• What you have to do
Extract every line below, verbatim.

** begin Listed entries **

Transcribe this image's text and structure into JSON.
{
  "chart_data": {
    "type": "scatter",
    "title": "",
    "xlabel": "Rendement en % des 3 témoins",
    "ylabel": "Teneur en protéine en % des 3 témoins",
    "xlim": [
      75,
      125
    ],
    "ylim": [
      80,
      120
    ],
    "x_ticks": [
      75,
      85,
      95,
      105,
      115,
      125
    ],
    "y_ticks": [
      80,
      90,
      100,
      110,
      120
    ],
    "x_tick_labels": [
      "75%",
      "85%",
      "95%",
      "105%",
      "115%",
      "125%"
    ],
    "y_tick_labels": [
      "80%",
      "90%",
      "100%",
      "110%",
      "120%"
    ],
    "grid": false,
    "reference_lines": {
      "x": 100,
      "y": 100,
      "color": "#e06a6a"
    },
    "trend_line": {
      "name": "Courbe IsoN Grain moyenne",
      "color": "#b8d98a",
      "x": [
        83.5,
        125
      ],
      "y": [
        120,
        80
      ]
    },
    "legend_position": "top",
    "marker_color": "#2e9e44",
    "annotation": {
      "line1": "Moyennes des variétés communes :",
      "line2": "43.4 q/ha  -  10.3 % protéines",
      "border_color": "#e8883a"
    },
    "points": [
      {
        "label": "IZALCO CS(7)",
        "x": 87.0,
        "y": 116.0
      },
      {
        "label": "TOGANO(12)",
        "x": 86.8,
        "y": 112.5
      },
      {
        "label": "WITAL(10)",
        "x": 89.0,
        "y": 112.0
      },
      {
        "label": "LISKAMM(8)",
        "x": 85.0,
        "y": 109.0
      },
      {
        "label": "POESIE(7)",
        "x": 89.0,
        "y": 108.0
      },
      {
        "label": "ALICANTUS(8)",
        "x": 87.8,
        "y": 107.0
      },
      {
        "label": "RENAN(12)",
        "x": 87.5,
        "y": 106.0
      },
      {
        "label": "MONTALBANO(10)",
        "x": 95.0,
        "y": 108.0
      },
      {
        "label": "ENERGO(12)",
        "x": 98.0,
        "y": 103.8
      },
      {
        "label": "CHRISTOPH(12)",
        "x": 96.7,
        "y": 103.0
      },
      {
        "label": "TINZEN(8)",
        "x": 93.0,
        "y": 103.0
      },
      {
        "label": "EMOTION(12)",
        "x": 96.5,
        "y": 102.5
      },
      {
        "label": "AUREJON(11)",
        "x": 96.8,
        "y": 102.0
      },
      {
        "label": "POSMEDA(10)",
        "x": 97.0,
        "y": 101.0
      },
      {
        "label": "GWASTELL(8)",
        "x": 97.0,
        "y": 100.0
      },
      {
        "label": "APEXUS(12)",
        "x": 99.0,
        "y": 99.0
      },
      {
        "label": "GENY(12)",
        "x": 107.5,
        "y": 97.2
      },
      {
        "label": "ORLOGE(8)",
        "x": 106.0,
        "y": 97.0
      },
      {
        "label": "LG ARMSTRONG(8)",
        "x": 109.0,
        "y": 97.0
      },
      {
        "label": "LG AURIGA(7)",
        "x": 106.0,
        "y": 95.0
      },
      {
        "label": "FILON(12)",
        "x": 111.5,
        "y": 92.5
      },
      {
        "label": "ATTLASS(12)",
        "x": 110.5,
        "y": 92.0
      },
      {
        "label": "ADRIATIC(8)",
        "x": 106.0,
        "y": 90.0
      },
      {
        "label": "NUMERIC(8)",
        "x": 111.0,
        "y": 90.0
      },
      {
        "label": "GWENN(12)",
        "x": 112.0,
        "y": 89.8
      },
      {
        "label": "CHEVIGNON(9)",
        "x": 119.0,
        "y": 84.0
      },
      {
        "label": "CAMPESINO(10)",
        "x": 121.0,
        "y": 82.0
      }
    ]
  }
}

** end Listed entries **

• Finished task
Transcribe this image's text and structure into JSON.
{
  "chart_data": {
    "type": "scatter",
    "title": "",
    "xlabel": "Rendement en % des 3 témoins",
    "ylabel": "Teneur en protéine en % des 3 témoins",
    "xlim": [
      75,
      125
    ],
    "ylim": [
      80,
      120
    ],
    "x_ticks": [
      75,
      85,
      95,
      105,
      115,
      125
    ],
    "y_ticks": [
      80,
      90,
      100,
      110,
      120
    ],
    "x_tick_labels": [
      "75%",
      "85%",
      "95%",
      "105%",
      "115%",
      "125%"
    ],
    "y_tick_labels": [
      "80%",
      "90%",
      "100%",
      "110%",
      "120%"
    ],
    "grid": false,
    "reference_lines": {
      "x": 100,
      "y": 100,
      "color": "#e06a6a"
    },
    "trend_line": {
      "name": "Courbe IsoN Grain moyenne",
      "color": "#b8d98a",
      "x": [
        83.5,
        125
      ],
      "y": [
        120,
        80
      ]
    },
    "legend_position": "top",
    "marker_color": "#2e9e44",
    "annotation": {
      "line1": "Moyennes des variétés communes :",
      "line2": "43.4 q/ha  -  10.3 % protéines",
      "border_color": "#e8883a"
    },
    "points": [
      {
        "label": "IZALCO CS(7)",
        "x": 87.0,
        "y": 116.0
      },
      {
        "label": "TOGANO(12)",
        "x": 86.8,
        "y": 112.5
      },
      {
        "label": "WITAL(10)",
        "x": 89.0,
        "y": 112.0
      },
      {
        "label": "LISKAMM(8)",
        "x": 85.0,
        "y": 109.0
      },
      {
        "label": "POESIE(7)",
        "x": 89.0,
        "y": 108.0
      },
      {
        "label": "ALICANTUS(8)",
        "x": 87.8,
        "y": 107.0
      },
      {
        "label": "RENAN(12)",
        "x": 87.5,
        "y": 106.0
      },
      {
        "label": "MONTALBANO(10)",
        "x": 95.0,
        "y": 108.0
      },
      {
        "label": "ENERGO(12)",
        "x": 98.0,
        "y": 103.8
      },
      {
        "label": "CHRISTOPH(12)",
        "x": 96.7,
        "y": 103.0
      },
      {
        "label": "TINZEN(8)",
        "x": 93.0,
        "y": 103.0
      },
      {
        "label": "EMOTION(12)",
        "x": 96.5,
        "y": 102.5
      },
      {
        "label": "AUREJON(11)",
        "x": 96.8,
        "y": 102.0
      },
      {
        "label": "POSMEDA(10)",
        "x": 97.0,
        "y": 101.0
      },
      {
        "label": "GWASTELL(8)",
        "x": 97.0,
        "y": 100.0
      },
      {
        "label": "APEXUS(12)",
        "x": 99.0,
        "y": 99.0
      },
      {
        "label": "GENY(12)",
        "x": 107.5,
        "y": 97.2
      },
      {
        "label": "ORLOGE(8)",
        "x": 106.0,
        "y": 97.0
      },
      {
        "label": "LG ARMSTRONG(8)",
        "x": 109.0,
        "y": 97.0
      },
      {
        "label": "LG AURIGA(7)",
        "x": 106.0,
        "y": 95.0
      },
      {
        "label": "FILON(12)",
        "x": 111.5,
        "y": 92.5
      },
      {
        "label": "ATTLASS(12)",
        "x": 110.5,
        "y": 92.0
      },
      {
        "label": "ADRIATIC(8)",
        "x": 106.0,
        "y": 90.0
      },
      {
        "label": "NUMERIC(8)",
        "x": 111.0,
        "y": 90.0
      },
      {
        "label": "GWENN(12)",
        "x": 112.0,
        "y": 89.8
      },
      {
        "label": "CHEVIGNON(9)",
        "x": 119.0,
        "y": 84.0
      },
      {
        "label": "CAMPESINO(10)",
        "x": 121.0,
        "y": 82.0
      }
    ]
  }
}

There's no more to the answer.